Exercise description
Please write each entry out again exactly as shown.
(Beginning of Dataset excerpts)
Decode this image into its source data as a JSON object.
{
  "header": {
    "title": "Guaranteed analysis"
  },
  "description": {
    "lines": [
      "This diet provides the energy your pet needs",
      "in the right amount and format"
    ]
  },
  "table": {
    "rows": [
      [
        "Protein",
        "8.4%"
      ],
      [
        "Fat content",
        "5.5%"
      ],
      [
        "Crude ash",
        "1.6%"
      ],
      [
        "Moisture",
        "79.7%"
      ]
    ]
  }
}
(End of Dataset excerpts)
Solution
Decode this image into its source data as a JSON object.
{
  "header": {
    "title": "Guaranteed analysis"
  },
  "description": {
    "lines": [
      "This diet provides the energy your pet needs",
      "in the right amount and format"
    ]
  },
  "table": {
    "rows": [
      [
        "Protein",
        "8.4%"
      ],
      [
        "Fat content",
        "5.5%"
      ],
      [
        "Crude ash",
        "1.6%"
      ],
      [
        "Moisture",
        "79.7%"
      ]
    ]
  }
}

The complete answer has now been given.